*TASK DETAILS:* Reproduce the rows character for character, starting at the very beginning and ending with the row that contains "marker (347, 736, 359, 747)", including both ends.

────────────────────────────────────────

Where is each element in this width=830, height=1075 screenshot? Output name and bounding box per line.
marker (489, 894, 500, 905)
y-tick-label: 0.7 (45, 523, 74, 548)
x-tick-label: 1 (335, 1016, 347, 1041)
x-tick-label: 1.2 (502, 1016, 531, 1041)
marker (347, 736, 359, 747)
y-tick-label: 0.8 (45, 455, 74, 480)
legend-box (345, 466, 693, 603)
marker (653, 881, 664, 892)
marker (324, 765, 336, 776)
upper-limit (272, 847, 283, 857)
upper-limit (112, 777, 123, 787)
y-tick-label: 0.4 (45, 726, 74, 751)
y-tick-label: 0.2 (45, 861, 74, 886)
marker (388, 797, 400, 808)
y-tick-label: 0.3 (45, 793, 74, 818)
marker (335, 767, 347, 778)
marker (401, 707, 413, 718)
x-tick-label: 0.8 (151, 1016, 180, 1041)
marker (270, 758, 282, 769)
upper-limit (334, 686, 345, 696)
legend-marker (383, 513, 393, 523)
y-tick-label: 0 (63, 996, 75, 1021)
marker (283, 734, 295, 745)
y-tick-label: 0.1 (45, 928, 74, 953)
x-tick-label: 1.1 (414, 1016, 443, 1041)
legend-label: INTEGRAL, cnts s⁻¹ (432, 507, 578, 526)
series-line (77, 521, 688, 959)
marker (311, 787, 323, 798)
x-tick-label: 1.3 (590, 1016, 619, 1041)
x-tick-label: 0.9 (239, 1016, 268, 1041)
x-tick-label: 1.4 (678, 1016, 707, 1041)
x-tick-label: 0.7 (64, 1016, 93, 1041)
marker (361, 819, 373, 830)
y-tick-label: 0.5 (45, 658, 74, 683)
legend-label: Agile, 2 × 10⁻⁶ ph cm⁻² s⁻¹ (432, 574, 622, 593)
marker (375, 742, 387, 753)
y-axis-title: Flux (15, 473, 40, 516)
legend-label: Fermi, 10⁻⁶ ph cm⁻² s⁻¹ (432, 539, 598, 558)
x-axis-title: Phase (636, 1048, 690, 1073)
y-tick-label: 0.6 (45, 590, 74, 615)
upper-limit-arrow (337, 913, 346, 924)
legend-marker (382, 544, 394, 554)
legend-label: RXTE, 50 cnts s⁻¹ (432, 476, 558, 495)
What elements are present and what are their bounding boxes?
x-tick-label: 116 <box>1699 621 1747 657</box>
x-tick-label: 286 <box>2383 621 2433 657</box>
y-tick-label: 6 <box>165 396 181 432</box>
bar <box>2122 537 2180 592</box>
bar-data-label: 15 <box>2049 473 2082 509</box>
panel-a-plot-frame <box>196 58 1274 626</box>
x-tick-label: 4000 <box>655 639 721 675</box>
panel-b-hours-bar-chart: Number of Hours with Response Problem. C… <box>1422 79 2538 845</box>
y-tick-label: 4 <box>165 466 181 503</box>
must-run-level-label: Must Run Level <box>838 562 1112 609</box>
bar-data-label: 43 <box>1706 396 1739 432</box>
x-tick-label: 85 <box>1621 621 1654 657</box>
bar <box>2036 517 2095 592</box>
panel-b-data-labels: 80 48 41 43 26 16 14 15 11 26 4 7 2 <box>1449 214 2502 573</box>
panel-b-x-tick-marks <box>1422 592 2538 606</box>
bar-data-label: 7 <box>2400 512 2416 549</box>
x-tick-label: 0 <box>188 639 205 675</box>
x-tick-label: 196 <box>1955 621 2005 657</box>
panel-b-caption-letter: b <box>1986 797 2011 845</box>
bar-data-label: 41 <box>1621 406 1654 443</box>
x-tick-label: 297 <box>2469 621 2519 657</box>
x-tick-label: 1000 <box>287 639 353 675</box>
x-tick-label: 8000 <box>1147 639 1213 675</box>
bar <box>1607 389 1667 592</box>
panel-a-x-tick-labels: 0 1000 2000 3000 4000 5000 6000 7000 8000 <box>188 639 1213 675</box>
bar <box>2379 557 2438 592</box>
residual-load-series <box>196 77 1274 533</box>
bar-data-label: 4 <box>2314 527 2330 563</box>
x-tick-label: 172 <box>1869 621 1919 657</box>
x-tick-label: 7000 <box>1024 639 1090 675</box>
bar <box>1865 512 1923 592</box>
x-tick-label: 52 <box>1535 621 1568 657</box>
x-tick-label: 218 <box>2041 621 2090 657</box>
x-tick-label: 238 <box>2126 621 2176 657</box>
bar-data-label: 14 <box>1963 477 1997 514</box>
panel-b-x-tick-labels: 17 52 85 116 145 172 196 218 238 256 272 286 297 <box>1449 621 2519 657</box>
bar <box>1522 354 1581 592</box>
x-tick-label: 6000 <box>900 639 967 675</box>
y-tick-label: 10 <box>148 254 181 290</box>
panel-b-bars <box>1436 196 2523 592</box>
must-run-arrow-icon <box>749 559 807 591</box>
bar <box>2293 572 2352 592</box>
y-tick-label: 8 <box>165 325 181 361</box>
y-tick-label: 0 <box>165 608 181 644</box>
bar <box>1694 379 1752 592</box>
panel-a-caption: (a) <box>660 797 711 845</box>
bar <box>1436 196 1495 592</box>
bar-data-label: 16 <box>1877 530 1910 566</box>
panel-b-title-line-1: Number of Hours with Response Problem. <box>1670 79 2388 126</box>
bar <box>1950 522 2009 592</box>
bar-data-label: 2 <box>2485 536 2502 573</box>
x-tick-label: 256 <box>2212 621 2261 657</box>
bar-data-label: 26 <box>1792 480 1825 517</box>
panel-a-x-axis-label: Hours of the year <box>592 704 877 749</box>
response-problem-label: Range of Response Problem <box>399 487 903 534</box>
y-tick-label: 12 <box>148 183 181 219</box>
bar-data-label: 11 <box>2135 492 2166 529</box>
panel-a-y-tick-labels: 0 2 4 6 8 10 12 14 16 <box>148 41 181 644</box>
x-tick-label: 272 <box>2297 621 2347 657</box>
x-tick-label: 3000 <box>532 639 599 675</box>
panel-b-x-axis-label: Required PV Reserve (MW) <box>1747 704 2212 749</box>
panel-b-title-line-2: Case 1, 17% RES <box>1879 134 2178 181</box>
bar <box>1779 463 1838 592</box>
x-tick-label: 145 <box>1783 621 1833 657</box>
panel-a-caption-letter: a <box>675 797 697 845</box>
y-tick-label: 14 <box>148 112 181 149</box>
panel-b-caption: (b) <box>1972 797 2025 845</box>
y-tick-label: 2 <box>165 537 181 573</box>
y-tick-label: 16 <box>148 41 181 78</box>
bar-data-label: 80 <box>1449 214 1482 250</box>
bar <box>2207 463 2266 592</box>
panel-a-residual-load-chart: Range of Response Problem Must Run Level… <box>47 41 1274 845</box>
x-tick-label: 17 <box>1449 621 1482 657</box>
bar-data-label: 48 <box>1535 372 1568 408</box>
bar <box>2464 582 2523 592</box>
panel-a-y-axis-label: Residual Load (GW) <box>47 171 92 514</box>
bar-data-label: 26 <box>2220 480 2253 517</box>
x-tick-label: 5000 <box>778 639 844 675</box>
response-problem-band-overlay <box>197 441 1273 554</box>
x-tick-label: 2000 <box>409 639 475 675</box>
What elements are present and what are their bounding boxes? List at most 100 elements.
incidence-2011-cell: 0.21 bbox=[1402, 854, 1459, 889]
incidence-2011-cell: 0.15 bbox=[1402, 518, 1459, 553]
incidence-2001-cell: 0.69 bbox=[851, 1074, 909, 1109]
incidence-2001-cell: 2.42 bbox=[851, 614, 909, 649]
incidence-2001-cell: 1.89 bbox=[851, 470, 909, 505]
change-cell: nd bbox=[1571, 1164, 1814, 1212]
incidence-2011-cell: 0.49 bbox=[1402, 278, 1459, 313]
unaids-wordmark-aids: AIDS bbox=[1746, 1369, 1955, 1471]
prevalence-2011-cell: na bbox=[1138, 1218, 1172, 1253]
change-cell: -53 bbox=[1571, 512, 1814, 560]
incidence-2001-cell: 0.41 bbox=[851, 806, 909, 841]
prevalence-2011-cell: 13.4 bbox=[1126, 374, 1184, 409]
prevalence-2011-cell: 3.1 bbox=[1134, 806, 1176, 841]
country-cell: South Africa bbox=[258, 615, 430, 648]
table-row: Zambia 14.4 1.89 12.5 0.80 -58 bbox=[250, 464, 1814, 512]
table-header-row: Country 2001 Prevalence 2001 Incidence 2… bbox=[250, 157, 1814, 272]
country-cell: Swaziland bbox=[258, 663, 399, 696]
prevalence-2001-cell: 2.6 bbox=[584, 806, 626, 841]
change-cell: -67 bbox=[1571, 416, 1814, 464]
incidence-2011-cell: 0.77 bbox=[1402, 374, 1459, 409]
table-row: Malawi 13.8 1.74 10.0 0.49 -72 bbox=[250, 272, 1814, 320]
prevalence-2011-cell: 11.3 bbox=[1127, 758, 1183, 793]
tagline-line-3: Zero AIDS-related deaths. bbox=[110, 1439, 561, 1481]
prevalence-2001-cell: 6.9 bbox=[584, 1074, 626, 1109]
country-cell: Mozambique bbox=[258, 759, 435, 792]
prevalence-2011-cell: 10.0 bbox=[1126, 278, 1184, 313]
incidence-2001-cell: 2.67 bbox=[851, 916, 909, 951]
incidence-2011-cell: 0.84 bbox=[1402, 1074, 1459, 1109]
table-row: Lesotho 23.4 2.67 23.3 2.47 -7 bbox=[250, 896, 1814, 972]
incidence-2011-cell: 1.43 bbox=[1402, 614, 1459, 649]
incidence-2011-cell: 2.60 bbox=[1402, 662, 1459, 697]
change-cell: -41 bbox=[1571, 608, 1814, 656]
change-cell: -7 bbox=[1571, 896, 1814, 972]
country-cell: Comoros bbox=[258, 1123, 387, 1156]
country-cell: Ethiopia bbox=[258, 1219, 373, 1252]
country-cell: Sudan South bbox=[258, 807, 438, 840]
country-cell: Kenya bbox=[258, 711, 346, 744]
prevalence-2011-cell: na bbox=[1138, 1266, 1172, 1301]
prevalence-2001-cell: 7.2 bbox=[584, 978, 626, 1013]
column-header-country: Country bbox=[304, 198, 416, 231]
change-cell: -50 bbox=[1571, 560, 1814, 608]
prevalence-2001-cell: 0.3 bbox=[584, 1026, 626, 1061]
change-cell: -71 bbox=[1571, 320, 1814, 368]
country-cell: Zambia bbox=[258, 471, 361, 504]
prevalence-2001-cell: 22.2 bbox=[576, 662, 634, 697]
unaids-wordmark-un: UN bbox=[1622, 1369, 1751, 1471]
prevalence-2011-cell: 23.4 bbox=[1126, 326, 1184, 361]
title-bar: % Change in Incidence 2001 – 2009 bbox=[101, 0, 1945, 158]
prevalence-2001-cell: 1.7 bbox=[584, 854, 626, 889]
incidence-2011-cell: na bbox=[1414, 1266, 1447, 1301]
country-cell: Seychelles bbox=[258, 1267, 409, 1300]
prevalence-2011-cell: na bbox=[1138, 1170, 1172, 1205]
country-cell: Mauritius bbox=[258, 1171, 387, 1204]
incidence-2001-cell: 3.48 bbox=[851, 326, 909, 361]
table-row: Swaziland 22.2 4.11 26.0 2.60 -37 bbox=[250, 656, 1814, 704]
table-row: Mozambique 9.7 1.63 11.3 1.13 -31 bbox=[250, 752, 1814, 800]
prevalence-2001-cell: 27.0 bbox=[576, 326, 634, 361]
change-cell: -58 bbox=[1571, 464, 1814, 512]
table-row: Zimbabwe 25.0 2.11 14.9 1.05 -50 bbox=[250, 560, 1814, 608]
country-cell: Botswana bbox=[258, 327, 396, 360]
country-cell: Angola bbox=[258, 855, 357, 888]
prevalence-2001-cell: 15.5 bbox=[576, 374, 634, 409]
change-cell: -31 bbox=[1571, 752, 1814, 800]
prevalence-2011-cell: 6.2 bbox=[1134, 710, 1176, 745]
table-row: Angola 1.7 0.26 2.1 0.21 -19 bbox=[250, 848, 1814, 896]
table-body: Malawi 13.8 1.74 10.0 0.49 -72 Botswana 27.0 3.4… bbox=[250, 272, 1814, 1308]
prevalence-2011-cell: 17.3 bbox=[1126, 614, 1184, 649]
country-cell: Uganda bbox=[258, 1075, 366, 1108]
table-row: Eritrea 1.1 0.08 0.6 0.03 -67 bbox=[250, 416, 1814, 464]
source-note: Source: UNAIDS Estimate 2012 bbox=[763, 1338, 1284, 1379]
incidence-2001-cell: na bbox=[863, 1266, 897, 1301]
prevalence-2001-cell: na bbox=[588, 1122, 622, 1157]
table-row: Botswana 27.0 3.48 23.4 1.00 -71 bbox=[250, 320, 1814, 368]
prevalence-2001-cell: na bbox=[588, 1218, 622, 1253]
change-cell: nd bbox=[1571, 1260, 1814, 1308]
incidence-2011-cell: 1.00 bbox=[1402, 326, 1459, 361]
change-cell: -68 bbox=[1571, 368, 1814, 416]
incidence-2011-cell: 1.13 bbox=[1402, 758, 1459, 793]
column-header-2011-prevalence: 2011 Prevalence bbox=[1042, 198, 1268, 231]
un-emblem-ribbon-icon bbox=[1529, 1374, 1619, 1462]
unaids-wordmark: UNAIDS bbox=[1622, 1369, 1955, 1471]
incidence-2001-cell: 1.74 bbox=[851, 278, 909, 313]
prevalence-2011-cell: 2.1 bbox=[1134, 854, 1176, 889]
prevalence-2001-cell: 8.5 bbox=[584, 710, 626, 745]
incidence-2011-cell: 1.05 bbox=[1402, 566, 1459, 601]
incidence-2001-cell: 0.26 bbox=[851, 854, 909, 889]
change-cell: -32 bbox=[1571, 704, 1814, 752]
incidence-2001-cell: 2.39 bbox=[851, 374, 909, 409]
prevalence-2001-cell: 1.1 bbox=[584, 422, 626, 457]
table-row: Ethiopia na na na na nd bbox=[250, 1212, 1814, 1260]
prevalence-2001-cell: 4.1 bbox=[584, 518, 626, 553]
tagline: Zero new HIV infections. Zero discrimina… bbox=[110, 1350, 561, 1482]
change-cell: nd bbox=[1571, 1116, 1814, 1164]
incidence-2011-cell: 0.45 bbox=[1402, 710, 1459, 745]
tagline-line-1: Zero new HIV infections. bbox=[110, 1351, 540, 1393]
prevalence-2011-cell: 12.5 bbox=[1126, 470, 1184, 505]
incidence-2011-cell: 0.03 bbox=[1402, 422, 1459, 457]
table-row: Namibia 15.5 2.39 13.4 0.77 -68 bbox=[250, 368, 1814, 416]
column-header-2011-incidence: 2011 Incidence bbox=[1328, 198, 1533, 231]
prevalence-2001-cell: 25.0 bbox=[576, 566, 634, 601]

────────────────────────────────────────

*COMPLETE OUTPUT:*
Where is each element in this width=830, height=1075 screenshot? Output name and bounding box per line.
marker (489, 894, 500, 905)
y-tick-label: 0.7 (45, 523, 74, 548)
x-tick-label: 1 (335, 1016, 347, 1041)
x-tick-label: 1.2 (502, 1016, 531, 1041)
marker (347, 736, 359, 747)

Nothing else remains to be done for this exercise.